TEXT EXTRACT
◆ ◆ ◆ ◆ ◆ ◆ ◆

But this generality also has a price.  The root of the problem can be
cast in terms of a seemingly simple extension to R5RS: internal
DEFINE-SYNTAX.  Consider the following code fragment:

(let-syntax ((foo (syntax-rules ()
                    ((foo) 'outer))))
  (let ()
    (define a (foo))
    (define-syntax foo
      (syntax-rules ()
        ((foo) 'inner)))
    a))

What should the return values be?  Regular internal definitions are
mutually recursive, and, if the same holds true for internal syntax
definitions, well, the return value surely should be 'inner, right?

Consider this code fragment, then:

(let-syntax ((foo (syntax-rules ()
                    ((foo ?x) (define ?x 'outer)))))
  (let ()
    (foo a)
    (define-syntax foo
      (syntax-rules ()
        ((foo ?x) (define ?x 'inner))))
    a))

If, in the first example, the macro invocation of FOO references the
subsequent definition, surely the same should be the case here, right?
After all, macro definitions and invocations are in the same order in
both examples.  Yet, in PLT Scheme and Chez Scheme, you get 'outer,
proving that the opposite holds true.

The explanation is that PLT and Chez do two expansion passes, one to
figure out the set of active definitions, and then another to do the
full expansion.  Details have, until recently, varied.  Here's some
indication of the potential impact of such algorithmic variations:

http://list.cs.brown.edu/pipermail/plt-scheme/2005-June/009213.html

So, with internal DEFINE-SYNTAX, you get more generality
(DEFINE-SYNTAX can occur wherever DEFINE occurs), but you also have to
explain the expansion algorithm, and, worse, syntax definitions don't
behave like regular ones: macros can expand into definitions, and
macro expansion depends on what macros are defined, so you get a
conceptual recursion that has to be resolved using some kind of
sequential aspect of the macro-expansion algorithm.  (Because of this,
the problem can actually be explained in terms of plain R5RS, but the
examples get more obscure.)

Now, Chez's MODULE and IMPORT forms are definitions on steroids, so
the problems explained above are exacerbated in the sense that your
language definition gets more complex, and gets an operational flavor.
Looking in the R5RS for guidance, you get:

> "[Scheme] was designed to have an exceptionally clear and simple
> semantics [...]"

... and arguably this kind of change gets us away from "exceptional
clarity."  At this point, you have to choose between the
"compositionality" and the "simplicity" requirements of R5RS.  Among
the R6RS editors, we couldn't agree which one was more serious or less
important or whatever.

◆ ◆ ◆ ◆ ◆ ◆ ◆

Please transcribe the internal DEFINE-SYNTAX text word for word, from "Now, Chez's MODULE" up to and including "an operational flavor.".

RECORDS
◆ ◆ ◆ ◆ ◆ ◆ ◆

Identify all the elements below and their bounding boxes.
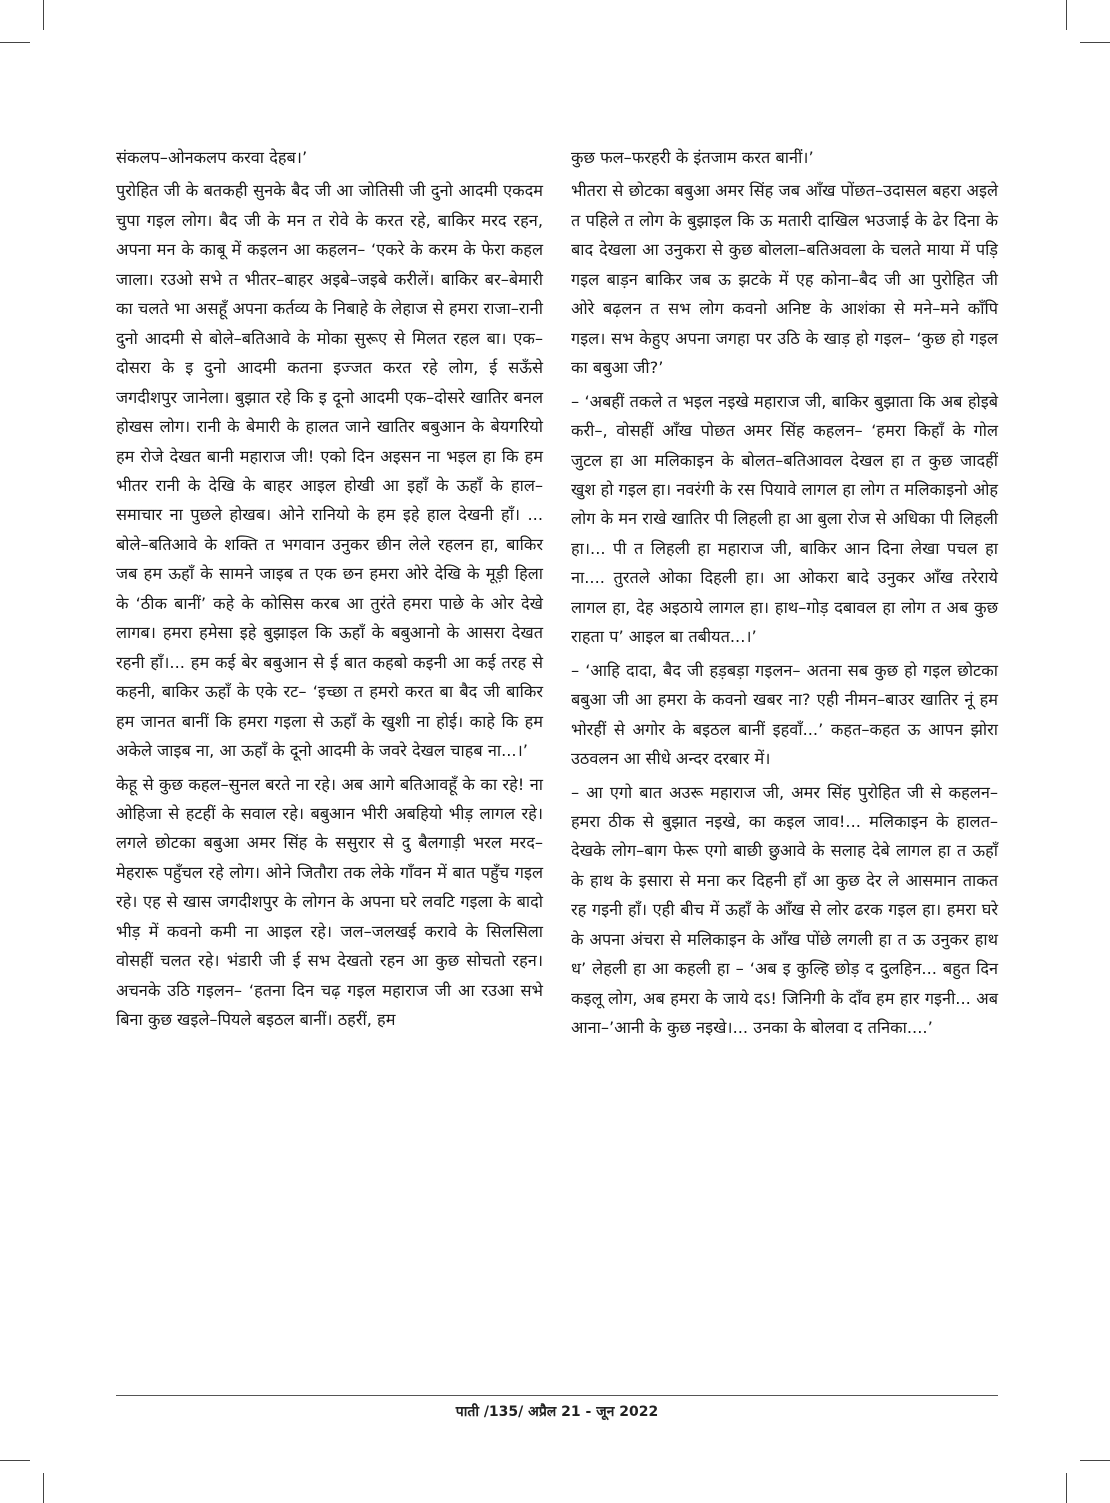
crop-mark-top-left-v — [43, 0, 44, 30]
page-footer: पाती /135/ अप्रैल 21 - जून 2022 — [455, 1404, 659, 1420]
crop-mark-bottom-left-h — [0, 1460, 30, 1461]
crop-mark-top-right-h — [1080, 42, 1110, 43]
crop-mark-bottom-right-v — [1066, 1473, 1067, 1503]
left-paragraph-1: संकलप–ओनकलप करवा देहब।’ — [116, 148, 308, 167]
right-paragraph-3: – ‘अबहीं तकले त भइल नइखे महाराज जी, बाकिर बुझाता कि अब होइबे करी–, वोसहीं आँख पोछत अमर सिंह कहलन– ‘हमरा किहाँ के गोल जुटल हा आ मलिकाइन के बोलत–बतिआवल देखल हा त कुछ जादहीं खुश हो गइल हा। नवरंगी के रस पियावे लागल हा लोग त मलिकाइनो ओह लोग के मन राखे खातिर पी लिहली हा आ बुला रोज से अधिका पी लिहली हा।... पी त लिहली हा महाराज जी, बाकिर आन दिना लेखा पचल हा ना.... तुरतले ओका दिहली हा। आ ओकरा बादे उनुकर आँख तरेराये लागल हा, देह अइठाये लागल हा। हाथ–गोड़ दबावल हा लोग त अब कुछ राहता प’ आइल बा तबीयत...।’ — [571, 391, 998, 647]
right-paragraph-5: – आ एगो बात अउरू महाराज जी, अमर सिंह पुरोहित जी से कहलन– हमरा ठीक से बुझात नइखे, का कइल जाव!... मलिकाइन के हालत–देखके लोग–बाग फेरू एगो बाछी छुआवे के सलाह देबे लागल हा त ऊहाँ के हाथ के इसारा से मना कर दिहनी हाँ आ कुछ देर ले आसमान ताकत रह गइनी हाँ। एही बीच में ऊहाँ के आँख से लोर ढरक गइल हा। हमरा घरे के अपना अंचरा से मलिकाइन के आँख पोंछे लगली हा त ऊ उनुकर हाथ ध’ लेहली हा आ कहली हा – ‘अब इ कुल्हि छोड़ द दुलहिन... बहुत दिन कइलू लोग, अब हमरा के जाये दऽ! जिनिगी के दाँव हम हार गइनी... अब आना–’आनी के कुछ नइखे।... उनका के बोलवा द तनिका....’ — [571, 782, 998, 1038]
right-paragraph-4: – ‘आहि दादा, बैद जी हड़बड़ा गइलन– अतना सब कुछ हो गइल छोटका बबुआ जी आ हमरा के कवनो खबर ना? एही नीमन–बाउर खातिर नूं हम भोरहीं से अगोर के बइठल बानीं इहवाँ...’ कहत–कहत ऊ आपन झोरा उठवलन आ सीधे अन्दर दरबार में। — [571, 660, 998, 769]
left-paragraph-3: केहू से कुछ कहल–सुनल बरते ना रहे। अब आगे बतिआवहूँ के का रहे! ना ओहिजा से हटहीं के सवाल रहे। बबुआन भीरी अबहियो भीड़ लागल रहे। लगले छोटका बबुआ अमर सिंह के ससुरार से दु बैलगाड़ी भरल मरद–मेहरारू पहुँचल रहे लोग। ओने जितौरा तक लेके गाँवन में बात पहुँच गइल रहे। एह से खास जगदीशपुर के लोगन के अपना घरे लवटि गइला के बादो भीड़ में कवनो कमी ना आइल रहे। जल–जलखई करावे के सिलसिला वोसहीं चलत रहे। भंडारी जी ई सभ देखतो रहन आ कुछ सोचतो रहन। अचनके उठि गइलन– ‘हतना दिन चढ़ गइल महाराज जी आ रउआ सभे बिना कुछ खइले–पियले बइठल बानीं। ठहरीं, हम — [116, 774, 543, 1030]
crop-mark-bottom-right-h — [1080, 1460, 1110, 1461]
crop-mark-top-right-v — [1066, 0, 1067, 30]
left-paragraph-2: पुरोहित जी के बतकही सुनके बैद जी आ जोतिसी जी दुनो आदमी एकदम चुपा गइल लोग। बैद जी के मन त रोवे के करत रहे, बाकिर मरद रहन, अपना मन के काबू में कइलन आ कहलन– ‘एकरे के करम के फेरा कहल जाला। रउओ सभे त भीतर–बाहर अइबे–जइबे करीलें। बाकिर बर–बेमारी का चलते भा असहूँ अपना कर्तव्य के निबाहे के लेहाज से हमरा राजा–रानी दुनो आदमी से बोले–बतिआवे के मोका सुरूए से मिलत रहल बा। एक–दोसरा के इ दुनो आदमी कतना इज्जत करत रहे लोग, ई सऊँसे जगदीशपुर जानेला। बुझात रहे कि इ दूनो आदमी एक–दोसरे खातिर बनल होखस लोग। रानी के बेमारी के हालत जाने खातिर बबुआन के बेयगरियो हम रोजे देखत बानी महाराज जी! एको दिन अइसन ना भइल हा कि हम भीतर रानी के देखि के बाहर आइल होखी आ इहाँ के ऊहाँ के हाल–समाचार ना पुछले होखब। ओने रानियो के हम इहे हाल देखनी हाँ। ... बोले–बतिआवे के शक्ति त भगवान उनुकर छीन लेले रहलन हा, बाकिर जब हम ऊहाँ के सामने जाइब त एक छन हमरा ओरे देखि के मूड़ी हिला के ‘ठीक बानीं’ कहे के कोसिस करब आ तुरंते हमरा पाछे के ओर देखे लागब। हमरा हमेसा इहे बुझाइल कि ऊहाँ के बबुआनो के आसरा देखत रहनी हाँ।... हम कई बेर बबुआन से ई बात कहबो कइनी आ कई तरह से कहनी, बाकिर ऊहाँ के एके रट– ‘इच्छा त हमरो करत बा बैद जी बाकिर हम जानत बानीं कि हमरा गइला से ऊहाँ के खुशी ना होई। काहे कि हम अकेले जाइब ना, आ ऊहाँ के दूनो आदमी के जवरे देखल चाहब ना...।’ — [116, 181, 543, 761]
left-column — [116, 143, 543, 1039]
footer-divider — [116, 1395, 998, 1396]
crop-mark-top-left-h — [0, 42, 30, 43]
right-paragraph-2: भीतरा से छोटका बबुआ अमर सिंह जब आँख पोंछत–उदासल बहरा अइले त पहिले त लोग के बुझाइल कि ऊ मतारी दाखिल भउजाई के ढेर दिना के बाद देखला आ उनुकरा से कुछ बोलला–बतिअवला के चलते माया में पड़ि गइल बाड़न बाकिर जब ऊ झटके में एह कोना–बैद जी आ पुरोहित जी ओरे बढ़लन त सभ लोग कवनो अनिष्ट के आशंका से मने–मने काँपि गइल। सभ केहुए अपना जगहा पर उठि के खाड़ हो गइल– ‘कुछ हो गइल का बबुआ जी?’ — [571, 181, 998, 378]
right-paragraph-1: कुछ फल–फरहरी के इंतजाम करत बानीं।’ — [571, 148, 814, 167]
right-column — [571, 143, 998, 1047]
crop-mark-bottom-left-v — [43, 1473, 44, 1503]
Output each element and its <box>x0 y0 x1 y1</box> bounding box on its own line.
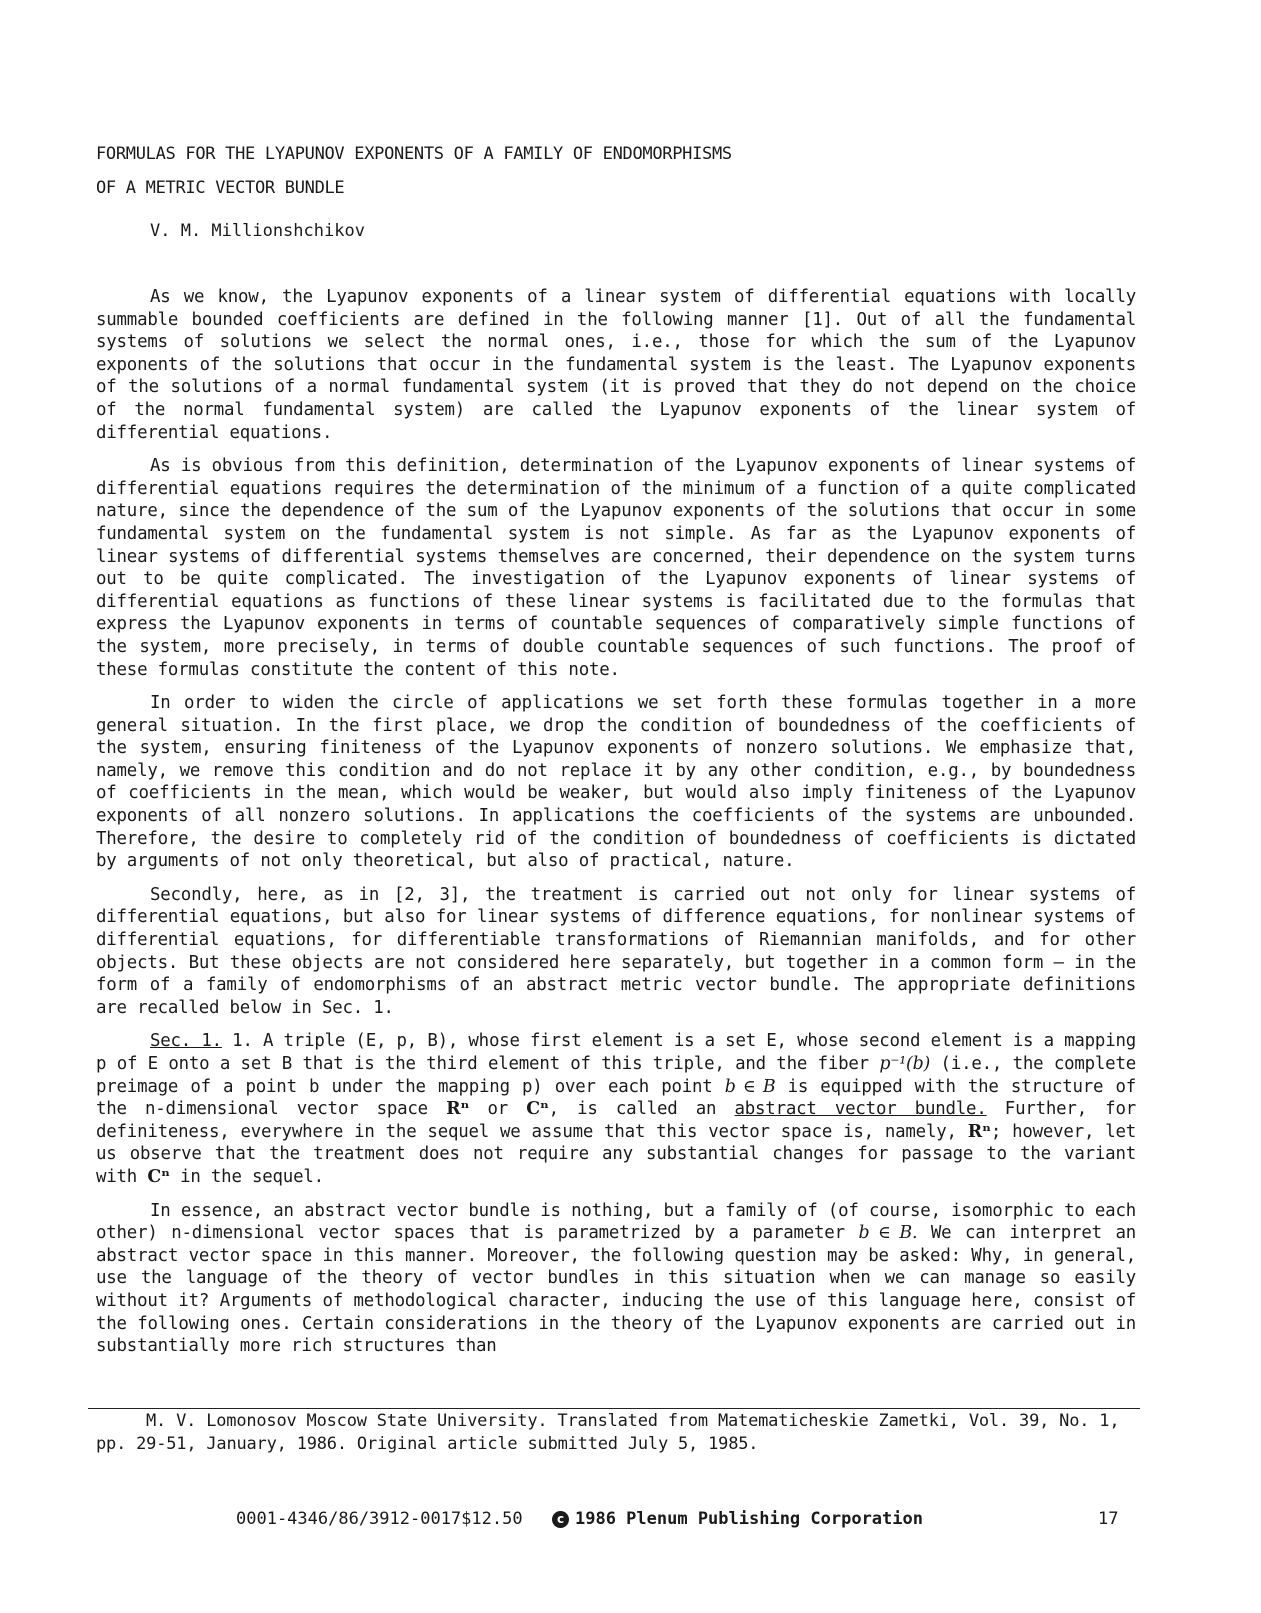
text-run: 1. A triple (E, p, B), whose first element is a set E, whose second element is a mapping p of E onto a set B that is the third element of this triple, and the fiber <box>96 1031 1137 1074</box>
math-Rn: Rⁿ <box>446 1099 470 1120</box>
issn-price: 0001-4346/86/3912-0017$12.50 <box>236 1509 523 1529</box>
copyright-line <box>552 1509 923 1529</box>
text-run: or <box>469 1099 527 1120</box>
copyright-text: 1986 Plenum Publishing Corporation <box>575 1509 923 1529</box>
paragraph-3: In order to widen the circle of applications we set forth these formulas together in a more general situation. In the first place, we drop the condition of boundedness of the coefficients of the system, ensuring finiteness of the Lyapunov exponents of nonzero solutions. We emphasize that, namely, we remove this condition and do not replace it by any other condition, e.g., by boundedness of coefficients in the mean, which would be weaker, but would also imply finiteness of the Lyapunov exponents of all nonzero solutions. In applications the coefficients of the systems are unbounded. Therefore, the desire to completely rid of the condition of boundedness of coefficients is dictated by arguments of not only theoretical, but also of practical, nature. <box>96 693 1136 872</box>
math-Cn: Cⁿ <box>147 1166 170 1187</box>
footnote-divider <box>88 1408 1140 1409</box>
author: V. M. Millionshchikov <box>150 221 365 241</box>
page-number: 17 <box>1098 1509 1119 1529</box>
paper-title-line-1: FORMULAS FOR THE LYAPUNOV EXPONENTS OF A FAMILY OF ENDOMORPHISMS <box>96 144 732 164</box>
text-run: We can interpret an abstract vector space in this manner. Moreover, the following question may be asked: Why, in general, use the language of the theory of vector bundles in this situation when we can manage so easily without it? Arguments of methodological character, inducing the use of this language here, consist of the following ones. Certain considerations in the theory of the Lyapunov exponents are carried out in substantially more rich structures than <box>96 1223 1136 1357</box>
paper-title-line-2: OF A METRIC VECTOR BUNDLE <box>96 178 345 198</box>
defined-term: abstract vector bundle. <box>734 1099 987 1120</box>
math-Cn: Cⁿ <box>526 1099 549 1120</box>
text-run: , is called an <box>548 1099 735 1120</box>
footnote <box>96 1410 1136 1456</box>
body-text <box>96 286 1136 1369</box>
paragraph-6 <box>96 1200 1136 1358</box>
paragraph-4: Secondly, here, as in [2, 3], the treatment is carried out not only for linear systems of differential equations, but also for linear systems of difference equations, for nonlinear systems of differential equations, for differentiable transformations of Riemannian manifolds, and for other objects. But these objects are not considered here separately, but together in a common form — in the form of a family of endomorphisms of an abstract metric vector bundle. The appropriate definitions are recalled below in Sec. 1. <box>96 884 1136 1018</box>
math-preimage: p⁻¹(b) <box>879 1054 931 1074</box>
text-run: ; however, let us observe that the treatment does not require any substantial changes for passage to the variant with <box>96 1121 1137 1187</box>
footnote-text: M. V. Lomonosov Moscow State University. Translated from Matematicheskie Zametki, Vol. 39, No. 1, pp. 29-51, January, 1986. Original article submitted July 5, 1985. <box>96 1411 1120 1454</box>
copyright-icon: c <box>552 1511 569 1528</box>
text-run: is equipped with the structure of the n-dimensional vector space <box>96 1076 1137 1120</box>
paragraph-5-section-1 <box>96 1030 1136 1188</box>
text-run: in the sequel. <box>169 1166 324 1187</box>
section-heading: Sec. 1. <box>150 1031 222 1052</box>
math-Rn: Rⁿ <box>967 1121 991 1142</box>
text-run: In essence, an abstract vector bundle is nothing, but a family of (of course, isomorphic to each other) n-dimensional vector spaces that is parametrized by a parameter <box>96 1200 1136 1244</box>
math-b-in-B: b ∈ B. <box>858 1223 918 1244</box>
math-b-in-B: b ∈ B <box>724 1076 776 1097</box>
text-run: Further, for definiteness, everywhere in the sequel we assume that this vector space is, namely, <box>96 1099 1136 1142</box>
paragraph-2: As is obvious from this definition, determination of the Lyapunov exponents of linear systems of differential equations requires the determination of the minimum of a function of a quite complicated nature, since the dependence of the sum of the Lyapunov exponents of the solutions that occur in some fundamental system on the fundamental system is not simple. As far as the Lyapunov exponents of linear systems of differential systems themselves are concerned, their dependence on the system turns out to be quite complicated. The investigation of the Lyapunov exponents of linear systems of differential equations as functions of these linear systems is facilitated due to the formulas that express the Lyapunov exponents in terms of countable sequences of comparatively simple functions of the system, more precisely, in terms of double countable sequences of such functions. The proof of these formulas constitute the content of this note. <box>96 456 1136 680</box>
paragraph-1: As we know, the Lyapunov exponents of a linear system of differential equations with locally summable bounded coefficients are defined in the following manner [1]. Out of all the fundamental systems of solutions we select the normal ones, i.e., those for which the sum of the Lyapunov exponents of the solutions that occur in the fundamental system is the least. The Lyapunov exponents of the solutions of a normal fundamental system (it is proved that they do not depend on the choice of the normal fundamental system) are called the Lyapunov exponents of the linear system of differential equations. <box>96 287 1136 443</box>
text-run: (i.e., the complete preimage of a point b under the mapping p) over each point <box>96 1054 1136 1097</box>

◆ ◆ ◆ ◆ ◆ ◆ ◆

FULL ANSWER
Now, Chez's MODULE and IMPORT forms are definitions on steroids, so
the problems explained above are exacerbated in the sense that your
language definition gets more complex, and gets an operational flavor.